§ TASK PROMPT
Search the records for "source" and copy each line that holds it.

** Start of RECORDS FOR THE TASK **

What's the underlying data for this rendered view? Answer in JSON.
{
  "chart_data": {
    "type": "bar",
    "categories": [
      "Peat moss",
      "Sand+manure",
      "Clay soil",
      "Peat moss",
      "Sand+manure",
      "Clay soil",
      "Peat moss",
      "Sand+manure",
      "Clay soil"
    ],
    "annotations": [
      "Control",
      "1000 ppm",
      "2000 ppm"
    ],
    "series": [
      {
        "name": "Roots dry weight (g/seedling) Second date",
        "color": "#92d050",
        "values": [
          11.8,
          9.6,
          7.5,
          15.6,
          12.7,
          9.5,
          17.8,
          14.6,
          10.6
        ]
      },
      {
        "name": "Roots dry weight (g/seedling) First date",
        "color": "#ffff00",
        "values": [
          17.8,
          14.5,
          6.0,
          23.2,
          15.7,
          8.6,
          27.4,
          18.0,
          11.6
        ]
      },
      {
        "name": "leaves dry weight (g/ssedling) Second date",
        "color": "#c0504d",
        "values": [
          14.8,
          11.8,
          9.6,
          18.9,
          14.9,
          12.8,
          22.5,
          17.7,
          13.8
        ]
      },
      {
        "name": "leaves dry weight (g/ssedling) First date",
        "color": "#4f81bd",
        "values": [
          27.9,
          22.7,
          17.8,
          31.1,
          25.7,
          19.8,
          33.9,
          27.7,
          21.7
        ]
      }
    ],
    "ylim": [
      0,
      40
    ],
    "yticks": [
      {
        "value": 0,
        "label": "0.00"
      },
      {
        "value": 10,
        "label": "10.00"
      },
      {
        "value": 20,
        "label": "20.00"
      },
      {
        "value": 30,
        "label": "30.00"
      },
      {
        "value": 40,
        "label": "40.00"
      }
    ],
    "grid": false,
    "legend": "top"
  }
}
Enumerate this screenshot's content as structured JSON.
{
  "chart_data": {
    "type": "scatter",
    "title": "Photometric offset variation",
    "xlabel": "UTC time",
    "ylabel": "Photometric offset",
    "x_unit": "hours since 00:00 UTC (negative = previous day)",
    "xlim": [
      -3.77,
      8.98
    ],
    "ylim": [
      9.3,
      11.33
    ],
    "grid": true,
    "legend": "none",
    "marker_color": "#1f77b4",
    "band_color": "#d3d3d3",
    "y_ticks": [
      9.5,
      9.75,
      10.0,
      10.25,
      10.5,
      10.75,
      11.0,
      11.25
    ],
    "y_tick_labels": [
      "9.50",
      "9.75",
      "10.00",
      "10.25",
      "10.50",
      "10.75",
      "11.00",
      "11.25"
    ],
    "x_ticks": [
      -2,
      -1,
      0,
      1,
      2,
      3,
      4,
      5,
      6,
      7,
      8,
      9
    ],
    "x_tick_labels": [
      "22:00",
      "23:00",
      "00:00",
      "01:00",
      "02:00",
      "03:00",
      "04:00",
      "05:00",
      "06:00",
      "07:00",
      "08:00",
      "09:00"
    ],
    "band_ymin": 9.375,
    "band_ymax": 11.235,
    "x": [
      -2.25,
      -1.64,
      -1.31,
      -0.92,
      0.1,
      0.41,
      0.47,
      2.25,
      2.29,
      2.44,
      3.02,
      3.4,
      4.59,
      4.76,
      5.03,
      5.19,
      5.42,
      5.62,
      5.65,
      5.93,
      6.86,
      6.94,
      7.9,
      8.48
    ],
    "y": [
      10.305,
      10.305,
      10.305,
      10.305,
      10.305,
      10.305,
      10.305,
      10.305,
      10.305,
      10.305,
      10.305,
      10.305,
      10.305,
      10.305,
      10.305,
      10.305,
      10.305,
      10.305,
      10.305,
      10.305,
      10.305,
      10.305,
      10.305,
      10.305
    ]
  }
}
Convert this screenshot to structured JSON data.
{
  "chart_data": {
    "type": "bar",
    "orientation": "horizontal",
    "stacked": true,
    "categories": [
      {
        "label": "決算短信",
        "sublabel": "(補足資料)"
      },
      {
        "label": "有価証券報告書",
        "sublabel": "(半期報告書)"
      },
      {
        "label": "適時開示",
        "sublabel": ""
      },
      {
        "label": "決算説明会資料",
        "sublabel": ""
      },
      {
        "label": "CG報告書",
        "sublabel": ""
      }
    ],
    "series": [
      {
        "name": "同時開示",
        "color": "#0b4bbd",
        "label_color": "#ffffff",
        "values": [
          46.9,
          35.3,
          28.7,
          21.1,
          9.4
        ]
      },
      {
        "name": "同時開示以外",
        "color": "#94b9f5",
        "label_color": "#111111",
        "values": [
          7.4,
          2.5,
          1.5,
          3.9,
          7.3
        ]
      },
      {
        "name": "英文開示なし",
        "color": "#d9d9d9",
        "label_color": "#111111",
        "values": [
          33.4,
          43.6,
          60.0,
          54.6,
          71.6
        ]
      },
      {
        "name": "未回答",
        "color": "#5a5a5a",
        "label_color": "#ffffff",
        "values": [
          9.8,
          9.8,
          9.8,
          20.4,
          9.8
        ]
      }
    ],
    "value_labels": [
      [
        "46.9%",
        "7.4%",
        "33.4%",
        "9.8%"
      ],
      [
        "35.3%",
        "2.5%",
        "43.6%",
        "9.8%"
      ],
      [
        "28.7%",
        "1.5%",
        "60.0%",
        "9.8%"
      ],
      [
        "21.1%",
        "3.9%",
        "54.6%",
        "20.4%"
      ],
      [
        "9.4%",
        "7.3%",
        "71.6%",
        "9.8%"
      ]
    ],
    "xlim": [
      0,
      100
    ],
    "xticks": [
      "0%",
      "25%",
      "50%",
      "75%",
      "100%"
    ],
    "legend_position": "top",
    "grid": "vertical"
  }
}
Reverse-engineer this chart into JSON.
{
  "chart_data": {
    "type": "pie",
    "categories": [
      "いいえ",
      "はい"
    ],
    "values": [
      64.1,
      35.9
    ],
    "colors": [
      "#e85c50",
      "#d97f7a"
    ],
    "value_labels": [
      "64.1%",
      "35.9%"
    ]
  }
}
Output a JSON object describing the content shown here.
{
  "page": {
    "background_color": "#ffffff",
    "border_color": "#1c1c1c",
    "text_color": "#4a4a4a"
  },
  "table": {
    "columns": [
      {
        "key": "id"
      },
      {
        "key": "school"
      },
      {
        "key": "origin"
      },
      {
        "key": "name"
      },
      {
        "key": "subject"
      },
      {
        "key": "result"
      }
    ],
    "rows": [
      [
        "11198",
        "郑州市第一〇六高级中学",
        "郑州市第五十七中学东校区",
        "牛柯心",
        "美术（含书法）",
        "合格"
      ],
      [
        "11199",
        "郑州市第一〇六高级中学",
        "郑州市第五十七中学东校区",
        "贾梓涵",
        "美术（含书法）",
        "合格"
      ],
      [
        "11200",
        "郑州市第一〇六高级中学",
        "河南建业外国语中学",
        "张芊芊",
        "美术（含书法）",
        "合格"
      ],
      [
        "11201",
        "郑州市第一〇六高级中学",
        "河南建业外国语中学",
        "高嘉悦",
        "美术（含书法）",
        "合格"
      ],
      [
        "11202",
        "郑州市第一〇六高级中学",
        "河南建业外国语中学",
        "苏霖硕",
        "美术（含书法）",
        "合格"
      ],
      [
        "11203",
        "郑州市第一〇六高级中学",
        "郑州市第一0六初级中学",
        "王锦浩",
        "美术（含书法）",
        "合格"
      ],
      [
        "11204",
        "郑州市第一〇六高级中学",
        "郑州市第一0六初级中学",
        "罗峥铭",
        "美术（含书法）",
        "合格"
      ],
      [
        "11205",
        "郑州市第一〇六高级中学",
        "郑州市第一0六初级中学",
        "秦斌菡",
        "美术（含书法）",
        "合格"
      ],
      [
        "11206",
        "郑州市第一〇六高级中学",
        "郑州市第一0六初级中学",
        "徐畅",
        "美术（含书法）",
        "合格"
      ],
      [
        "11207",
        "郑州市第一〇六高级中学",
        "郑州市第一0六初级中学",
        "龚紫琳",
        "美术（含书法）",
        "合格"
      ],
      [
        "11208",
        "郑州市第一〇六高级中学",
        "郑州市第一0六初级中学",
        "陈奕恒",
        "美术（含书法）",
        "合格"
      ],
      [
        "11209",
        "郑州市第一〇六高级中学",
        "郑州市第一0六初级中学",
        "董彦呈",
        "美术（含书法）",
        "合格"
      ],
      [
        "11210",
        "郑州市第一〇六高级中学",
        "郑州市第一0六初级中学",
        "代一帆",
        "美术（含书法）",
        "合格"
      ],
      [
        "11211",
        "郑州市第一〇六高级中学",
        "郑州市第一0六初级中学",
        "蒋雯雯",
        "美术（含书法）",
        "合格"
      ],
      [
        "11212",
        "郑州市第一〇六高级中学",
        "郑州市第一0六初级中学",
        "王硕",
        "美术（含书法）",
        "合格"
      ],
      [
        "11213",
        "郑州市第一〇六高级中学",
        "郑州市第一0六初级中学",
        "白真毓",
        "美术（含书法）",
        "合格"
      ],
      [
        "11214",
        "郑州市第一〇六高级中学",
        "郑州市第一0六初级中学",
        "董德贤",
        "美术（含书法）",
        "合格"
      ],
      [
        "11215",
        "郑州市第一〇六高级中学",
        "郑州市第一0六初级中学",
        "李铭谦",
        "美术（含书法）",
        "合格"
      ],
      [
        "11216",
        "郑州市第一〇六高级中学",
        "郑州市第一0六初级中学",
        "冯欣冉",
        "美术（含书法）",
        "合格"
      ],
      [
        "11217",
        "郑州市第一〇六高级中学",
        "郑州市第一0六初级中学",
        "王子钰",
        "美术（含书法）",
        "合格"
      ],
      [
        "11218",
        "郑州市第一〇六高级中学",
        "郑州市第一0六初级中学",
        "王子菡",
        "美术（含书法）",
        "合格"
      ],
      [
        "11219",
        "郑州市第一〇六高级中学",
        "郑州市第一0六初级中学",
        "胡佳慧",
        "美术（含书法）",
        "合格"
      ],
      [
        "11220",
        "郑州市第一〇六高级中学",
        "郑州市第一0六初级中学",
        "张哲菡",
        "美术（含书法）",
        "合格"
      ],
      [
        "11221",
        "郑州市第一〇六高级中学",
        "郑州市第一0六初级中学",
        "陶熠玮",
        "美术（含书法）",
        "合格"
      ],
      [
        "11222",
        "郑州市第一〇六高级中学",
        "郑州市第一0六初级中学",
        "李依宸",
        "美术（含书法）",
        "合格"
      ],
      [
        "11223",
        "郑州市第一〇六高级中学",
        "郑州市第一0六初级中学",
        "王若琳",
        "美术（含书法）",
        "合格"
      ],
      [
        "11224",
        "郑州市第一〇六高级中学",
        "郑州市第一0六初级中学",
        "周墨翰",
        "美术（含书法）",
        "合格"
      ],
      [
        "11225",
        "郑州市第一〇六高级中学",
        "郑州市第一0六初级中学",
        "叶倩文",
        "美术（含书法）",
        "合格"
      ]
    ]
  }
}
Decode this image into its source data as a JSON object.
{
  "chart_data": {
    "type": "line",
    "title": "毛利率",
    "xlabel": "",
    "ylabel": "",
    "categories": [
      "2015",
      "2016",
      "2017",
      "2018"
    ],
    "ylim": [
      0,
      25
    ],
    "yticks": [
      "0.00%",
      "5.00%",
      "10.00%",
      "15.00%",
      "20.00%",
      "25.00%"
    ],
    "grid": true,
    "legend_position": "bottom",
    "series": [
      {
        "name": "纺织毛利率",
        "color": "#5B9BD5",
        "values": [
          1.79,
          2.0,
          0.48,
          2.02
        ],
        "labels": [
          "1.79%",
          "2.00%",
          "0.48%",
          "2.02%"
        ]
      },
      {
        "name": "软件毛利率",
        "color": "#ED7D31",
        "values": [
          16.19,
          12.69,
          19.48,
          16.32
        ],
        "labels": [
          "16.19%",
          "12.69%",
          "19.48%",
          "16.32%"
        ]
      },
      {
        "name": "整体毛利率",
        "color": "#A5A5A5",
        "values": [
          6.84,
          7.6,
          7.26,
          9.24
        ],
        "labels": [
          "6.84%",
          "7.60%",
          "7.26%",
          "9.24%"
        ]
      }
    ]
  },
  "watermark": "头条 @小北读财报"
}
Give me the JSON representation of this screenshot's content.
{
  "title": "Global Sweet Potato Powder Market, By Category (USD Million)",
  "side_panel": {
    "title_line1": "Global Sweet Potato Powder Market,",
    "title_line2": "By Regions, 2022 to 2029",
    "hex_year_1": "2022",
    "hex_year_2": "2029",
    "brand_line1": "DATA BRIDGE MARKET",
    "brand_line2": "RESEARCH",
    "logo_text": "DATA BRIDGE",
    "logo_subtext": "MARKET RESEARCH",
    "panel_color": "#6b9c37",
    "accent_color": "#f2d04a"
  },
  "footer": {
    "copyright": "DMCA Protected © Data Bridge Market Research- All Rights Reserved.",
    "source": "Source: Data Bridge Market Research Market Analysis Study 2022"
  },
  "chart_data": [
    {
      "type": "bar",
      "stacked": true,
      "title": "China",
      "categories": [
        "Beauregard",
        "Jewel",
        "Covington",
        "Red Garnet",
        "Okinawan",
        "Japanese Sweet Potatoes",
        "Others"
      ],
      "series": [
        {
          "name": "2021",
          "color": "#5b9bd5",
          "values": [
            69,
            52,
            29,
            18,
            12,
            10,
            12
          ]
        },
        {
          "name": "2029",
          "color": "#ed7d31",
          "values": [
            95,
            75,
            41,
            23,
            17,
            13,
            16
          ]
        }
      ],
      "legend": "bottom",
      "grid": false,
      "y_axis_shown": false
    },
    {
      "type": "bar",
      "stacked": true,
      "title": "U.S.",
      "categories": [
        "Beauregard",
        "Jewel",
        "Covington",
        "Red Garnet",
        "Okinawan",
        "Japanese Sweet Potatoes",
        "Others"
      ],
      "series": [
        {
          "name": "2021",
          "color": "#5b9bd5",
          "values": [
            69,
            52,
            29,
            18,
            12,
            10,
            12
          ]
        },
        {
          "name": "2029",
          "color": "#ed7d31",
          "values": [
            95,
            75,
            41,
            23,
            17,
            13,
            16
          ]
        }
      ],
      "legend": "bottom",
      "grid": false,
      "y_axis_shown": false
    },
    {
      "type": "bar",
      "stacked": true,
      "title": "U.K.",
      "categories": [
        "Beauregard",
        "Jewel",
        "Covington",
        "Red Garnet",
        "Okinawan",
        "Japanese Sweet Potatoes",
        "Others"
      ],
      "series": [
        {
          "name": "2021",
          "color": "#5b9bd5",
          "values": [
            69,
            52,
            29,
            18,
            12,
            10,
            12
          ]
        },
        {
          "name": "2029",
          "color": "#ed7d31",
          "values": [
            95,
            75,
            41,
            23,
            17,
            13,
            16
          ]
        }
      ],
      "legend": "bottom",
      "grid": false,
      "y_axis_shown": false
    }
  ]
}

** End of RECORDS FOR THE TASK **

§ ANSWER
Decode this image into its source data as a JSON object.
    "source": "Source: Data Bridge Market Research Market Analysis Study 2022"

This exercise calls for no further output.